━━ RECORDS SHOWN ━━

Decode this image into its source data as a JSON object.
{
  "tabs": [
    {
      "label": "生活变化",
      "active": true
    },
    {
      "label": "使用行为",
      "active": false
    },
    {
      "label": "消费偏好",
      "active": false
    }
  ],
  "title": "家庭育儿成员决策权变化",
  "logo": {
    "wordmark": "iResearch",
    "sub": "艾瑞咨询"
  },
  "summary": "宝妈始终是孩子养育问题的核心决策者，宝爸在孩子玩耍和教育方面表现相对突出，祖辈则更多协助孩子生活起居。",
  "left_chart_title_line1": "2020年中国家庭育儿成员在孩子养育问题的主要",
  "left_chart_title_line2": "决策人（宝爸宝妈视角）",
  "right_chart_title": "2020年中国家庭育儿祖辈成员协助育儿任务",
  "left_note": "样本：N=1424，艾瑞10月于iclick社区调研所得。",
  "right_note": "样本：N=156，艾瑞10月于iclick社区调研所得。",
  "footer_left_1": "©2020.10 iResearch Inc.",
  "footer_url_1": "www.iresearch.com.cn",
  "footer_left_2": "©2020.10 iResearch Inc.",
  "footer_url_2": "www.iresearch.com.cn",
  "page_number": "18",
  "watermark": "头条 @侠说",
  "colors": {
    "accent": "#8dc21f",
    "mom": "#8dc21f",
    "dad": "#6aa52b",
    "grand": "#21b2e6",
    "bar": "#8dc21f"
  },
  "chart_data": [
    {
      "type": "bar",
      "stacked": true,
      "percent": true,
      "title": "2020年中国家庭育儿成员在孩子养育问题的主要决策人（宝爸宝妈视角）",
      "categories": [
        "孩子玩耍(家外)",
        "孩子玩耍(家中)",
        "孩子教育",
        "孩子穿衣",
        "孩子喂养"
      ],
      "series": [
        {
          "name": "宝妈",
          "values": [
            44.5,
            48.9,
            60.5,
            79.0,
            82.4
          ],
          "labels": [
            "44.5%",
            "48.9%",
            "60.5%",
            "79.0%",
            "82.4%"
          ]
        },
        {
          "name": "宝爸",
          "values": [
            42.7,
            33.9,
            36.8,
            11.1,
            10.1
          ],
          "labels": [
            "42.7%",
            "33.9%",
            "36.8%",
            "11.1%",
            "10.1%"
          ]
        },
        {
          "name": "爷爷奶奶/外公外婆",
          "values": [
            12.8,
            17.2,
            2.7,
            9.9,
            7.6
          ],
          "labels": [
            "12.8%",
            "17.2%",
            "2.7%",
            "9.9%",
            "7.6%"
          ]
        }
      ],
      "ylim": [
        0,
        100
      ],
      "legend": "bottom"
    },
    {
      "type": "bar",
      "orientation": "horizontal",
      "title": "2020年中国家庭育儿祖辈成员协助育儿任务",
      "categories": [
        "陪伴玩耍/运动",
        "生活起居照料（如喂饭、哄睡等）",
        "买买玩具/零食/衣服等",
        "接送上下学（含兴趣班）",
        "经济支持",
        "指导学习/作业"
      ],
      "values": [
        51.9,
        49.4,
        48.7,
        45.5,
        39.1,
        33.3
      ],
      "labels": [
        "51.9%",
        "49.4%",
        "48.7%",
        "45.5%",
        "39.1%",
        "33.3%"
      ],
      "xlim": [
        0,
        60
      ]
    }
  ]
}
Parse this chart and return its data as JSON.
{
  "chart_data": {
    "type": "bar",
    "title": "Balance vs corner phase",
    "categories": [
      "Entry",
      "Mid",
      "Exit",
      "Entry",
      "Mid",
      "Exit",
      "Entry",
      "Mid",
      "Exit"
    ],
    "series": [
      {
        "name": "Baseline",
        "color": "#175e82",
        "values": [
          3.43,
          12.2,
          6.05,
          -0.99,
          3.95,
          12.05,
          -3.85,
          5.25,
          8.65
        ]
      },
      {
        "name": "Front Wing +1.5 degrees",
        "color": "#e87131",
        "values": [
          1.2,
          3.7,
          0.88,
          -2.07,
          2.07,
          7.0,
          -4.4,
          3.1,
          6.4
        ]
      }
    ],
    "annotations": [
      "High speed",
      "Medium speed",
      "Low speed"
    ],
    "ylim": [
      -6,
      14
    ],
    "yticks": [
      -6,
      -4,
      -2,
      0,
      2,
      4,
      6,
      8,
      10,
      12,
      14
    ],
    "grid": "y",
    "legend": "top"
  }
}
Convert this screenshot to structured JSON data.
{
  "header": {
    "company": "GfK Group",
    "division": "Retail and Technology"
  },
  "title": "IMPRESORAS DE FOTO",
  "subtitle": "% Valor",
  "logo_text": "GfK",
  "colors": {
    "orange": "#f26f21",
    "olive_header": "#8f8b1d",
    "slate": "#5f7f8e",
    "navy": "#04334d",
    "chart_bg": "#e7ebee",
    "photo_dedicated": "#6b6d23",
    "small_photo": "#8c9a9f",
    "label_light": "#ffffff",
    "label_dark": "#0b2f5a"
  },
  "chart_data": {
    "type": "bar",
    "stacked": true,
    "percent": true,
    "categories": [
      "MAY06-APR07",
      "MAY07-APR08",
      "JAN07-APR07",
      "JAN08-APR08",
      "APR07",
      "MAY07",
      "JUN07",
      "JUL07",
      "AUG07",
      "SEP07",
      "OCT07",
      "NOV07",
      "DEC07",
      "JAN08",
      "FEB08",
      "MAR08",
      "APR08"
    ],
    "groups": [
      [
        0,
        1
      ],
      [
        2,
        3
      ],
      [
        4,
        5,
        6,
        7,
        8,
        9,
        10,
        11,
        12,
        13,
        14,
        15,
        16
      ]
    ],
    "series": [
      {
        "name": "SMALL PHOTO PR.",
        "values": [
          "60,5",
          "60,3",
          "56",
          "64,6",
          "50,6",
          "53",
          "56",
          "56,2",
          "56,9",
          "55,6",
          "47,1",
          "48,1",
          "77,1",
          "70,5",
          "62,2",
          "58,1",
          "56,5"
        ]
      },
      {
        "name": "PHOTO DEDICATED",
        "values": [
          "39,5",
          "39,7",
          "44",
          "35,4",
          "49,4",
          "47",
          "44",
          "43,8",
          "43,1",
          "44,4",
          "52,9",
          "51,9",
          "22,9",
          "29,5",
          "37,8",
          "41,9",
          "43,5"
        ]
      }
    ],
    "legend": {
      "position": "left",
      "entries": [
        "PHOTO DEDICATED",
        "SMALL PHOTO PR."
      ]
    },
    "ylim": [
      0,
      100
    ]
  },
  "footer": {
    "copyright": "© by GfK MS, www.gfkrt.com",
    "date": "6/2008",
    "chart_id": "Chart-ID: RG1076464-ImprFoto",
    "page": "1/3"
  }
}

━━━

-- WORK INSTRUCTIONS --
Within the listing above, copy each line that has the string "宝爸宝妈视角".

-- IN RESPONSE --
  "left_chart_title_line2": "决策人（宝爸宝妈视角）",
      "title": "2020年中国家庭育儿成员在孩子养育问题的主要决策人（宝爸宝妈视角）",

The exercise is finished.